Dataset items:
================================

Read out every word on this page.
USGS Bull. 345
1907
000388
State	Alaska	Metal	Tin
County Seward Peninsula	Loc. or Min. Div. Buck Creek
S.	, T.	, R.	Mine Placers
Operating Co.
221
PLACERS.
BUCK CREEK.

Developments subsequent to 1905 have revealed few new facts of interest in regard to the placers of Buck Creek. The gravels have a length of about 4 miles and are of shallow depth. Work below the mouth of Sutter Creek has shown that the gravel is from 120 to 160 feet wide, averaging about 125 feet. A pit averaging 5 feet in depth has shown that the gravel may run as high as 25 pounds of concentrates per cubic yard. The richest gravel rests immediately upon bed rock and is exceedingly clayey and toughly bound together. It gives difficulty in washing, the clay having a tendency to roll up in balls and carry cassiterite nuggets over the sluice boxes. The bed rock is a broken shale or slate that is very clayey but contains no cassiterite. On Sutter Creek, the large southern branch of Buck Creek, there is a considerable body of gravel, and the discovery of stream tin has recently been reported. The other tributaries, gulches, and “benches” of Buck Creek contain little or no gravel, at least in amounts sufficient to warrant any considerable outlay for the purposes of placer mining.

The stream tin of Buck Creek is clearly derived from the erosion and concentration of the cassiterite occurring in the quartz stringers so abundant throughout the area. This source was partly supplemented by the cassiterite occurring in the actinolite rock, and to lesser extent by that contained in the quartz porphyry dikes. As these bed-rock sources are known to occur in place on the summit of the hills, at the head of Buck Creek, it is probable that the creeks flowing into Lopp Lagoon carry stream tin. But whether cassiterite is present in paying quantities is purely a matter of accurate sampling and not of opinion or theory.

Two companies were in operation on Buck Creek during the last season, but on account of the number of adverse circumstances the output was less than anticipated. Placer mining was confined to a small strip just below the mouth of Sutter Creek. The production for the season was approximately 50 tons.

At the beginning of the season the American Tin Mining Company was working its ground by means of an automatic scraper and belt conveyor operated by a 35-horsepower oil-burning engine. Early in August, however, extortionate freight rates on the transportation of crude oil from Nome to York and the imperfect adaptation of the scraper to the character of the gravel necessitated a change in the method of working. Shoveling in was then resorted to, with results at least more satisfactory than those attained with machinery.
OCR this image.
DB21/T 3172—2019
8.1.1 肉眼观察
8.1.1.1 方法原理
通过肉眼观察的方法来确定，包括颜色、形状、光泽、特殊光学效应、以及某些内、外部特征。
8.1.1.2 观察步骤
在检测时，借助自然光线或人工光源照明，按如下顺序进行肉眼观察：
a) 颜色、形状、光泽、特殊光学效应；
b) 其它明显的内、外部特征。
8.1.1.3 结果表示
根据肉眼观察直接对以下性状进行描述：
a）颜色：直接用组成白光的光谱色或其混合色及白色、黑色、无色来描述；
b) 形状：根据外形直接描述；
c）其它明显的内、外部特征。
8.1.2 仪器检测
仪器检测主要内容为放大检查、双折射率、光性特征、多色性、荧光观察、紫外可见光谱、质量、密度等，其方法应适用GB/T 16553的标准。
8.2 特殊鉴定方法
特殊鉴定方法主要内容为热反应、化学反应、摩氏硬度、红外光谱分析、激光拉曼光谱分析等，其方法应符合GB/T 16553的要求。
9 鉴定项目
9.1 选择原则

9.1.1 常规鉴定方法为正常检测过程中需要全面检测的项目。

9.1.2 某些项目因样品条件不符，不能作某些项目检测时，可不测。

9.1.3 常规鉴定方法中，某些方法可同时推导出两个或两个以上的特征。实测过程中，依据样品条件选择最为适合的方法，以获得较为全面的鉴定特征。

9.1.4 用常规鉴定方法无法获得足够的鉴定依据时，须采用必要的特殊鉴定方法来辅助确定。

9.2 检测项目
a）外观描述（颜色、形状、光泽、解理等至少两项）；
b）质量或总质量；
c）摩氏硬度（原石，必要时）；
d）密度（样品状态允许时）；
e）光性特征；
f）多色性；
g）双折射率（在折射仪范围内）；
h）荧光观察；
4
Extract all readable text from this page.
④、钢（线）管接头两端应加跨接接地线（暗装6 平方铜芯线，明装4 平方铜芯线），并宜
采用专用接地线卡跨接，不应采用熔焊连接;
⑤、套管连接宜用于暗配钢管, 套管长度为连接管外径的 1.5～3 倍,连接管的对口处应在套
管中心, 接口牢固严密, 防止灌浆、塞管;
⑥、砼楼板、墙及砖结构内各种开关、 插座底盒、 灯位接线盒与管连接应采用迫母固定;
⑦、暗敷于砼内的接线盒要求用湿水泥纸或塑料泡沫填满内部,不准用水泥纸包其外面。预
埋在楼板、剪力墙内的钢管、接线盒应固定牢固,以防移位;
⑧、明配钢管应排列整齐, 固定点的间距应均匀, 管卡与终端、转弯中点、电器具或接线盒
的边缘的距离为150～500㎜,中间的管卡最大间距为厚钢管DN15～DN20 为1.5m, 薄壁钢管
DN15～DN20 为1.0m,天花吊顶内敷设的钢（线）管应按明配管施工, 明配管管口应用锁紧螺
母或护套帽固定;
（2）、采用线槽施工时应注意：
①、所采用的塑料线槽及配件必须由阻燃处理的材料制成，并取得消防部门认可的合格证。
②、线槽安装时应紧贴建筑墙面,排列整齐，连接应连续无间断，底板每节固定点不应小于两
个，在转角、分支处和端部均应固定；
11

================================

Make an exact copy of the records.

▶ **Worked answer**
Read out every word on this page.
USGS Bull. 345
1907
000388
State	Alaska	Metal	Tin
County Seward Peninsula	Loc. or Min. Div. Buck Creek
S.	, T.	, R.	Mine Placers
Operating Co.
221
PLACERS.
BUCK CREEK.

Developments subsequent to 1905 have revealed few new facts of interest in regard to the placers of Buck Creek. The gravels have a length of about 4 miles and are of shallow depth. Work below the mouth of Sutter Creek has shown that the gravel is from 120 to 160 feet wide, averaging about 125 feet. A pit averaging 5 feet in depth has shown that the gravel may run as high as 25 pounds of concentrates per cubic yard. The richest gravel rests immediately upon bed rock and is exceedingly clayey and toughly bound together. It gives difficulty in washing, the clay having a tendency to roll up in balls and carry cassiterite nuggets over the sluice boxes. The bed rock is a broken shale or slate that is very clayey but contains no cassiterite. On Sutter Creek, the large southern branch of Buck Creek, there is a considerable body of gravel, and the discovery of stream tin has recently been reported. The other tributaries, gulches, and “benches” of Buck Creek contain little or no gravel, at least in amounts sufficient to warrant any considerable outlay for the purposes of placer mining.

The stream tin of Buck Creek is clearly derived from the erosion and concentration of the cassiterite occurring in the quartz stringers so abundant throughout the area. This source was partly supplemented by the cassiterite occurring in the actinolite rock, and to lesser extent by that contained in the quartz porphyry dikes. As these bed-rock sources are known to occur in place on the summit of the hills, at the head of Buck Creek, it is probable that the creeks flowing into Lopp Lagoon carry stream tin. But whether cassiterite is present in paying quantities is purely a matter of accurate sampling and not of opinion or theory.

Two companies were in operation on Buck Creek during the last season, but on account of the number of adverse circumstances the output was less than anticipated. Placer mining was confined to a small strip just below the mouth of Sutter Creek. The production for the season was approximately 50 tons.

At the beginning of the season the American Tin Mining Company was working its ground by means of an automatic scraper and belt conveyor operated by a 35-horsepower oil-burning engine. Early in August, however, extortionate freight rates on the transportation of crude oil from Nome to York and the imperfect adaptation of the scraper to the character of the gravel necessitated a change in the method of working. Shoveling in was then resorted to, with results at least more satisfactory than those attained with machinery.
OCR this image.
DB21/T 3172—2019
8.1.1 肉眼观察
8.1.1.1 方法原理
通过肉眼观察的方法来确定，包括颜色、形状、光泽、特殊光学效应、以及某些内、外部特征。
8.1.1.2 观察步骤
在检测时，借助自然光线或人工光源照明，按如下顺序进行肉眼观察：
a) 颜色、形状、光泽、特殊光学效应；
b) 其它明显的内、外部特征。
8.1.1.3 结果表示
根据肉眼观察直接对以下性状进行描述：
a）颜色：直接用组成白光的光谱色或其混合色及白色、黑色、无色来描述；
b) 形状：根据外形直接描述；
c）其它明显的内、外部特征。
8.1.2 仪器检测
仪器检测主要内容为放大检查、双折射率、光性特征、多色性、荧光观察、紫外可见光谱、质量、密度等，其方法应适用GB/T 16553的标准。
8.2 特殊鉴定方法
特殊鉴定方法主要内容为热反应、化学反应、摩氏硬度、红外光谱分析、激光拉曼光谱分析等，其方法应符合GB/T 16553的要求。
9 鉴定项目
9.1 选择原则

9.1.1 常规鉴定方法为正常检测过程中需要全面检测的项目。

9.1.2 某些项目因样品条件不符，不能作某些项目检测时，可不测。

9.1.3 常规鉴定方法中，某些方法可同时推导出两个或两个以上的特征。实测过程中，依据样品条件选择最为适合的方法，以获得较为全面的鉴定特征。

9.1.4 用常规鉴定方法无法获得足够的鉴定依据时，须采用必要的特殊鉴定方法来辅助确定。

9.2 检测项目
a）外观描述（颜色、形状、光泽、解理等至少两项）；
b）质量或总质量；
c）摩氏硬度（原石，必要时）；
d）密度（样品状态允许时）；
e）光性特征；
f）多色性；
g）双折射率（在折射仪范围内）；
h）荧光观察；
4
Extract all readable text from this page.
④、钢（线）管接头两端应加跨接接地线（暗装6 平方铜芯线，明装4 平方铜芯线），并宜
采用专用接地线卡跨接，不应采用熔焊连接;
⑤、套管连接宜用于暗配钢管, 套管长度为连接管外径的 1.5～3 倍,连接管的对口处应在套
管中心, 接口牢固严密, 防止灌浆、塞管;
⑥、砼楼板、墙及砖结构内各种开关、 插座底盒、 灯位接线盒与管连接应采用迫母固定;
⑦、暗敷于砼内的接线盒要求用湿水泥纸或塑料泡沫填满内部,不准用水泥纸包其外面。预
埋在楼板、剪力墙内的钢管、接线盒应固定牢固,以防移位;
⑧、明配钢管应排列整齐, 固定点的间距应均匀, 管卡与终端、转弯中点、电器具或接线盒
的边缘的距离为150～500㎜,中间的管卡最大间距为厚钢管DN15～DN20 为1.5m, 薄壁钢管
DN15～DN20 为1.0m,天花吊顶内敷设的钢（线）管应按明配管施工, 明配管管口应用锁紧螺
母或护套帽固定;
（2）、采用线槽施工时应注意：
①、所采用的塑料线槽及配件必须由阻燃处理的材料制成，并取得消防部门认可的合格证。
②、线槽安装时应紧贴建筑墙面,排列整齐，连接应连续无间断，底板每节固定点不应小于两
个，在转角、分支处和端部均应固定；
11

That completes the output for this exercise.